(Stated exercise): Review the lines that follow and copy each one that contains the word "Люкс".

(Record list):
● ● ●

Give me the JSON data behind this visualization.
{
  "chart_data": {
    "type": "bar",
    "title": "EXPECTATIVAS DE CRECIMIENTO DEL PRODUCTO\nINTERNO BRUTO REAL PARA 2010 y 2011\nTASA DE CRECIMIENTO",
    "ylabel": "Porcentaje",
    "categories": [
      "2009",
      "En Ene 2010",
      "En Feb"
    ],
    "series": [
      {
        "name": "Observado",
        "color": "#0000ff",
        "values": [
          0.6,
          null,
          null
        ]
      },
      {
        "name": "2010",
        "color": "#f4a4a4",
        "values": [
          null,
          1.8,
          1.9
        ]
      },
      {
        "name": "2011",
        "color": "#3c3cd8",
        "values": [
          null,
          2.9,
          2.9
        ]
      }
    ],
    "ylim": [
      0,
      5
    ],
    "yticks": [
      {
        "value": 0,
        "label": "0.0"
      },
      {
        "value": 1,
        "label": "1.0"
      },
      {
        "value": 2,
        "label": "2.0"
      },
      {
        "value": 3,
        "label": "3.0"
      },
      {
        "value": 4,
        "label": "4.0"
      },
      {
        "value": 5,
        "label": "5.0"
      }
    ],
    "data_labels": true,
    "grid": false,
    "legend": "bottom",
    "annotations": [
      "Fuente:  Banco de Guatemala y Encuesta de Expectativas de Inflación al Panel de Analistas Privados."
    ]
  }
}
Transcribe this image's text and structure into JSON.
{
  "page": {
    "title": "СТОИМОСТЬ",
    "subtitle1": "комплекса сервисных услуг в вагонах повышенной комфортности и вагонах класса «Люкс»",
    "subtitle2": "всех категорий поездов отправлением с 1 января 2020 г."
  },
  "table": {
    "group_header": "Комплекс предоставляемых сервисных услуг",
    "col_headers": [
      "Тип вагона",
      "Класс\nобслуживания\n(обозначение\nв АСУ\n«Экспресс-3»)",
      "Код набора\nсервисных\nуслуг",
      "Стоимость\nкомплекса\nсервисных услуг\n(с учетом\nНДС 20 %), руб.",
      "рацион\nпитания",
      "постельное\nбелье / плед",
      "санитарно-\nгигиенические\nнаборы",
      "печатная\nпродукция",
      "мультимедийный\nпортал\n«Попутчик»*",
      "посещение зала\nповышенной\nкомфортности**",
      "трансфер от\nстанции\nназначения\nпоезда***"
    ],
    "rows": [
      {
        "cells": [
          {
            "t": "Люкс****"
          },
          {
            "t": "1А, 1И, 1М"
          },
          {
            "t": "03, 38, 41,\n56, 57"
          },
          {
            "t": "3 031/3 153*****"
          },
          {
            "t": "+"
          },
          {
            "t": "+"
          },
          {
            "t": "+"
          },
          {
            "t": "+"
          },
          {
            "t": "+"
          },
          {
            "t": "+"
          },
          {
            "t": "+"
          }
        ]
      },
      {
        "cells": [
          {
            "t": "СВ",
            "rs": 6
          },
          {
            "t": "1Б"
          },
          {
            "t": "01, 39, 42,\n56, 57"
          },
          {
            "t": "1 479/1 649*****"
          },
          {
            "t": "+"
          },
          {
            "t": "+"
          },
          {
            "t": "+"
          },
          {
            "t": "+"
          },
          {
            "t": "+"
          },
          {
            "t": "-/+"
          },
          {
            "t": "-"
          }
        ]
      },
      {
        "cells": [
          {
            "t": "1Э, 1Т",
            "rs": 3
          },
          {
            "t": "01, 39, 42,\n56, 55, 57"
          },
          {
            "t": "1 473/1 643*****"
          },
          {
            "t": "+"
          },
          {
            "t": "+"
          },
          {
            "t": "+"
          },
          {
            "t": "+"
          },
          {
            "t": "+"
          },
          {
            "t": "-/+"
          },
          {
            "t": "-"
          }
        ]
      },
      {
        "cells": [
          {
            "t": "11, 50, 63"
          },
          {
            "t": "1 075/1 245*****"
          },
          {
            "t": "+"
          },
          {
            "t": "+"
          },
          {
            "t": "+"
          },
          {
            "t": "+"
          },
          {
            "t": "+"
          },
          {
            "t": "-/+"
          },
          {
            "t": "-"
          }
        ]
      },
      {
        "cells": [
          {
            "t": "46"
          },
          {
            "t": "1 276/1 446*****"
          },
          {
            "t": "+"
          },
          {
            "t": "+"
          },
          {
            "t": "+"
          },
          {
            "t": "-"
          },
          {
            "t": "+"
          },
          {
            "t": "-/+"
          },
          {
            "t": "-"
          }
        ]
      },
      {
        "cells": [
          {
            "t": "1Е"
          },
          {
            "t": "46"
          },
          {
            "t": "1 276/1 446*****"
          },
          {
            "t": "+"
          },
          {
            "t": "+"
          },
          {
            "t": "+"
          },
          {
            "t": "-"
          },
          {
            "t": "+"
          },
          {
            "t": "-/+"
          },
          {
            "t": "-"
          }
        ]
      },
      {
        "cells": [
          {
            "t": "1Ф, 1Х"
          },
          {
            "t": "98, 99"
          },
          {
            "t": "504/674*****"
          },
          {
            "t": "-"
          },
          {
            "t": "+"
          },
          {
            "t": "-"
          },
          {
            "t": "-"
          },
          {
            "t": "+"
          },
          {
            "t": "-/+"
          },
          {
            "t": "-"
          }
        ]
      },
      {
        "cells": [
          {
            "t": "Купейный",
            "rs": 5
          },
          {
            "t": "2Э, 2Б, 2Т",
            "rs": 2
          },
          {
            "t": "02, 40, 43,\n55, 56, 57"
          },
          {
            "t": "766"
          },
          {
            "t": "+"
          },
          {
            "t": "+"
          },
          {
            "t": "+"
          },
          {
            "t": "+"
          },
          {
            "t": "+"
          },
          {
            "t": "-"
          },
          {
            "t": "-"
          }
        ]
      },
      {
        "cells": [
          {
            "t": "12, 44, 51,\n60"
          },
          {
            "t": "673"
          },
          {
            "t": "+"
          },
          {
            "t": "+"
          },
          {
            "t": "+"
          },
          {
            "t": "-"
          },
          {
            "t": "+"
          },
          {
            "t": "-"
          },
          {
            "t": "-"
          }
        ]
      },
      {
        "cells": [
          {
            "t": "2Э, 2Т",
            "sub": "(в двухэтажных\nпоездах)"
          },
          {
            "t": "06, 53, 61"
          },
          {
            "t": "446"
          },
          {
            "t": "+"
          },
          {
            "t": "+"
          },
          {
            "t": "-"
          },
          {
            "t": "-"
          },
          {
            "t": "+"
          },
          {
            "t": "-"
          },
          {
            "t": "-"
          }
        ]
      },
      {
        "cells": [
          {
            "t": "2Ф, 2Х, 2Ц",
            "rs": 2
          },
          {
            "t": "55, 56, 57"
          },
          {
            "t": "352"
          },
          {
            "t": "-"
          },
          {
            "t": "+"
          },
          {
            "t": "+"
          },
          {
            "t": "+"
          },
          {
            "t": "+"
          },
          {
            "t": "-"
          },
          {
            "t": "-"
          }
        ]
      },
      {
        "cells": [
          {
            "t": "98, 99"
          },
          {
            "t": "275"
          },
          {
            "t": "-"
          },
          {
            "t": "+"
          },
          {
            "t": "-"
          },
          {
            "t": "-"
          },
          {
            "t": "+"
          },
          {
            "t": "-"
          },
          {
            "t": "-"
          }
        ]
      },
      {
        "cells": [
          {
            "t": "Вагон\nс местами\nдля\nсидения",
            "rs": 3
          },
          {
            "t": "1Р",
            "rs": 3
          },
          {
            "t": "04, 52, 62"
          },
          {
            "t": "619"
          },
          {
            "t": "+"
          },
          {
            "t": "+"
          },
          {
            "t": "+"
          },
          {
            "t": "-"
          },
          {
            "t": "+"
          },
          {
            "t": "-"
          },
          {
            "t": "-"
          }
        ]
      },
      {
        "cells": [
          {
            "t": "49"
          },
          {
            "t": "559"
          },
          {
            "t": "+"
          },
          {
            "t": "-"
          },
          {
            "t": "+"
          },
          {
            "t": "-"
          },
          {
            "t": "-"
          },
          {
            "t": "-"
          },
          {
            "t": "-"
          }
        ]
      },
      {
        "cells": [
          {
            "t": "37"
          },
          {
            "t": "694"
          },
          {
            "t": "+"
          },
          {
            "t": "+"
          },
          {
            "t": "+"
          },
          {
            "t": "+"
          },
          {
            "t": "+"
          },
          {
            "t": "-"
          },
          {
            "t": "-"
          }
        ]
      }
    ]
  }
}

● ● ●

(Written answer):
    "subtitle1": "комплекса сервисных услуг в вагонах повышенной комфортности и вагонах класса «Люкс»",
            "t": "Люкс****"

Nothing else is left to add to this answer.